TEXTE SOURCE
◆ ◆ ◆ ◆ ◆ ◆ ◆

La Pologne s’impose sur la scène européenne comme un nouvel acteur clé. Elle le doit autant à sa situation économique privilégiée, avec une forte croissance (4,3 % en 2011), qu’à une activité diplomatique inédite au sein de l’Union européenne (UE). En visite les 21 et 22 mars à Paris, le ministre des affaires étrangères, Radek Sikorski, explique les vues polonaises sur la crise de l’UE.
Où se situe Varsovie dans le débat entre les partisans de l’austérité et ceux d’une relance pour la croissance ? Notre exemple montre qu’on peut concilier les deux. La Pologne est dans une situation heureuse car elle connaît la plus forte croissance d’Europe – on espère 3 % cette année – tout en diminuant l’endettement, qui représente 52 % du produit intérieur brut.
Personne en Europe ne met en cause l’idée de stimuler la croissance. La question est celle de la méthode. On peut le faire par une approche keynésienne, ou bien en recherchant de nouveaux marchés. C’est aux chefs de gouvernement, aux ministres de l’économie et des finances, ainsi qu’aux présidents des banques centrales dont la BCE, de se prononcer sur le « mix » idéal de ces politiques.

◆ ◆ ◆ ◆ ◆ ◆ ◆

CONSIGNE
Pouvez-vous résumer en deux phrases le texte sur la Pologne et la crise de l'Union européenne ?

DONNÉES DISPONIBLES
◆ ◆ ◆ ◆ ◆ ◆ ◆

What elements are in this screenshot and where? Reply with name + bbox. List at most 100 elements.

◆ ◆ ◆ ◆ ◆ ◆ ◆

RÉPONSE COMPLÈTE
La Pologne s'impose comme un nouvel acteur clé en Europe, grâce à sa forte croissance et à une activité diplomatique inédite au sein de l'UE, et son ministre des affaires étrangères, Radek Sikorski, expose à Paris les vues polonaises sur la crise de l'UE. Du point de vue polonais, l'exemple du pays, qui connaît la plus forte croissance d'Europe tout en diminuant son endettement, montre qu'on peut concilier austérité et relance, et personne ne conteste l'idée de stimuler la croissance, la question étant celle de la méthode.